_EXERCISE AIM_
Write out all of the entries exactly, please.

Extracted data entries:
start

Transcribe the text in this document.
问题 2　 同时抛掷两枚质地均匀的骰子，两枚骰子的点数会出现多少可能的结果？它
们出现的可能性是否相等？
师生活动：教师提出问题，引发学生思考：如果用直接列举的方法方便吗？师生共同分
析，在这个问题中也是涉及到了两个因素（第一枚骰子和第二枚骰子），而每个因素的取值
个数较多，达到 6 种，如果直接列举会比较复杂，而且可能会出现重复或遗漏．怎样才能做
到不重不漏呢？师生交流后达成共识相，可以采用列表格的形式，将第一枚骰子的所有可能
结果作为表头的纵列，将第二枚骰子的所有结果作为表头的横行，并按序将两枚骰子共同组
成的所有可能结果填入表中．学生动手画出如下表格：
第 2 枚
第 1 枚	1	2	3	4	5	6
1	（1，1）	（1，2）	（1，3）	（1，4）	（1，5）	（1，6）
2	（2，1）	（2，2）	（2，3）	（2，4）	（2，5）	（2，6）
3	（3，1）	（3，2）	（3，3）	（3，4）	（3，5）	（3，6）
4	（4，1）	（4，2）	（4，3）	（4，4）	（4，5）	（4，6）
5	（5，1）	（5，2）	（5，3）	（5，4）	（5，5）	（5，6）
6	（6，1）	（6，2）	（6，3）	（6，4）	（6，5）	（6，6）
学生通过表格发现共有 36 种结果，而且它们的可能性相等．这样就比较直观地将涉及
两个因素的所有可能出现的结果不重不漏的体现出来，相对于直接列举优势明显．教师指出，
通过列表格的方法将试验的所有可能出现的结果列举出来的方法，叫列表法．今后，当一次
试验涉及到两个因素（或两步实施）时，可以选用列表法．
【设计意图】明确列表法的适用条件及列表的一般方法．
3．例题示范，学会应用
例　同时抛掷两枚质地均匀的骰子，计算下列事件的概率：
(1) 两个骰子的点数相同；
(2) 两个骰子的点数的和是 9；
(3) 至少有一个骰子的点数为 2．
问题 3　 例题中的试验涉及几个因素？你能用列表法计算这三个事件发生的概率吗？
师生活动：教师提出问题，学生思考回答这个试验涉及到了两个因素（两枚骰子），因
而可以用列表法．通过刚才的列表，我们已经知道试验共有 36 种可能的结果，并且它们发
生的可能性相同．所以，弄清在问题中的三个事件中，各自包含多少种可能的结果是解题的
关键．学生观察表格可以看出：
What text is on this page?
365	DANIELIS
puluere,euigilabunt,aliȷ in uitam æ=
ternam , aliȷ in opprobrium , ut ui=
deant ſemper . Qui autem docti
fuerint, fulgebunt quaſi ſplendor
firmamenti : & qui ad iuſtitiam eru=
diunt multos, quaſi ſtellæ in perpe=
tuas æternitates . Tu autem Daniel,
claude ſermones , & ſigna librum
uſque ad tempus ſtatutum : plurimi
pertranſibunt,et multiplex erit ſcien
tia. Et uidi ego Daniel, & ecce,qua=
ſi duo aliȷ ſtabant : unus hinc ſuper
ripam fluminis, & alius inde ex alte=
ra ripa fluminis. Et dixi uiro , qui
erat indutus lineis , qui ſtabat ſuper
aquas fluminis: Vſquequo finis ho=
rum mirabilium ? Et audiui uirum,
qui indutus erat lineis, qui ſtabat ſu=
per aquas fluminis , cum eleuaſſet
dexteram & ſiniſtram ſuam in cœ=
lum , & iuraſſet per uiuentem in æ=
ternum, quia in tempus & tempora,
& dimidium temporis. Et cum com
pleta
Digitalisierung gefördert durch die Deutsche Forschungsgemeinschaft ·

end

_FULL SOLUTION_
Transcribe the text in this document.
问题 2　 同时抛掷两枚质地均匀的骰子，两枚骰子的点数会出现多少可能的结果？它
们出现的可能性是否相等？
师生活动：教师提出问题，引发学生思考：如果用直接列举的方法方便吗？师生共同分
析，在这个问题中也是涉及到了两个因素（第一枚骰子和第二枚骰子），而每个因素的取值
个数较多，达到 6 种，如果直接列举会比较复杂，而且可能会出现重复或遗漏．怎样才能做
到不重不漏呢？师生交流后达成共识相，可以采用列表格的形式，将第一枚骰子的所有可能
结果作为表头的纵列，将第二枚骰子的所有结果作为表头的横行，并按序将两枚骰子共同组
成的所有可能结果填入表中．学生动手画出如下表格：
第 2 枚
第 1 枚	1	2	3	4	5	6
1	（1，1）	（1，2）	（1，3）	（1，4）	（1，5）	（1，6）
2	（2，1）	（2，2）	（2，3）	（2，4）	（2，5）	（2，6）
3	（3，1）	（3，2）	（3，3）	（3，4）	（3，5）	（3，6）
4	（4，1）	（4，2）	（4，3）	（4，4）	（4，5）	（4，6）
5	（5，1）	（5，2）	（5，3）	（5，4）	（5，5）	（5，6）
6	（6，1）	（6，2）	（6，3）	（6，4）	（6，5）	（6，6）
学生通过表格发现共有 36 种结果，而且它们的可能性相等．这样就比较直观地将涉及
两个因素的所有可能出现的结果不重不漏的体现出来，相对于直接列举优势明显．教师指出，
通过列表格的方法将试验的所有可能出现的结果列举出来的方法，叫列表法．今后，当一次
试验涉及到两个因素（或两步实施）时，可以选用列表法．
【设计意图】明确列表法的适用条件及列表的一般方法．
3．例题示范，学会应用
例　同时抛掷两枚质地均匀的骰子，计算下列事件的概率：
(1) 两个骰子的点数相同；
(2) 两个骰子的点数的和是 9；
(3) 至少有一个骰子的点数为 2．
问题 3　 例题中的试验涉及几个因素？你能用列表法计算这三个事件发生的概率吗？
师生活动：教师提出问题，学生思考回答这个试验涉及到了两个因素（两枚骰子），因
而可以用列表法．通过刚才的列表，我们已经知道试验共有 36 种可能的结果，并且它们发
生的可能性相同．所以，弄清在问题中的三个事件中，各自包含多少种可能的结果是解题的
关键．学生观察表格可以看出：
What text is on this page?
365	DANIELIS
puluere,euigilabunt,aliȷ in uitam æ=
ternam , aliȷ in opprobrium , ut ui=
deant ſemper . Qui autem docti
fuerint, fulgebunt quaſi ſplendor
firmamenti : & qui ad iuſtitiam eru=
diunt multos, quaſi ſtellæ in perpe=
tuas æternitates . Tu autem Daniel,
claude ſermones , & ſigna librum
uſque ad tempus ſtatutum : plurimi
pertranſibunt,et multiplex erit ſcien
tia. Et uidi ego Daniel, & ecce,qua=
ſi duo aliȷ ſtabant : unus hinc ſuper
ripam fluminis, & alius inde ex alte=
ra ripa fluminis. Et dixi uiro , qui
erat indutus lineis , qui ſtabat ſuper
aquas fluminis: Vſquequo finis ho=
rum mirabilium ? Et audiui uirum,
qui indutus erat lineis, qui ſtabat ſu=
per aquas fluminis , cum eleuaſſet
dexteram & ſiniſtram ſuam in cœ=
lum , & iuraſſet per uiuentem in æ=
ternum, quia in tempus & tempora,
& dimidium temporis. Et cum com
pleta
Digitalisierung gefördert durch die Deutsche Forschungsgemeinschaft ·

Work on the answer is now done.